[Stored data]
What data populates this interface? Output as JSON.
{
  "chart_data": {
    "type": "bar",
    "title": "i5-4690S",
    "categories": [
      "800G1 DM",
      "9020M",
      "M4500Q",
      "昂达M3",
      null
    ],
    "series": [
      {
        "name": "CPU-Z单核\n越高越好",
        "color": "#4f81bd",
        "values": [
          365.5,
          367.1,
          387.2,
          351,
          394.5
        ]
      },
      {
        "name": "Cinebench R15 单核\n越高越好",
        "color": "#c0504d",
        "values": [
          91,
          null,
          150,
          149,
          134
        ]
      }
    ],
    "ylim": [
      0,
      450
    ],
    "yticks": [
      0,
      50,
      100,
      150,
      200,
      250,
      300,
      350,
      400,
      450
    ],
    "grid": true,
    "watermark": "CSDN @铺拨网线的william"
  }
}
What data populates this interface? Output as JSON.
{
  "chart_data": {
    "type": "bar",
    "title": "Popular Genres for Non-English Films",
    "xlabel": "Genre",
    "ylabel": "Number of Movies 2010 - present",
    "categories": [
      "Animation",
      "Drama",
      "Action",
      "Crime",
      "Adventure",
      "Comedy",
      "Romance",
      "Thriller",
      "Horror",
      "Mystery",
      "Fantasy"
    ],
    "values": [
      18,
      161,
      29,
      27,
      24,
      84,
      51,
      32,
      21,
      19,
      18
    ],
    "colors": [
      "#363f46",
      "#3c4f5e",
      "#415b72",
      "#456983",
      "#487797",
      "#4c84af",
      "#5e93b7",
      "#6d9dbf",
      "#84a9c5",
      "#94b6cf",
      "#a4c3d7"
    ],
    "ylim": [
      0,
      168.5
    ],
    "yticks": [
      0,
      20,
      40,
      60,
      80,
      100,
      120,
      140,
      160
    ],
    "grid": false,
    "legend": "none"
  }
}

▶ **TO DO**: Tally up the lines in the records that contain the word "title" and give only the total.

▶ **SOLUTION**: 2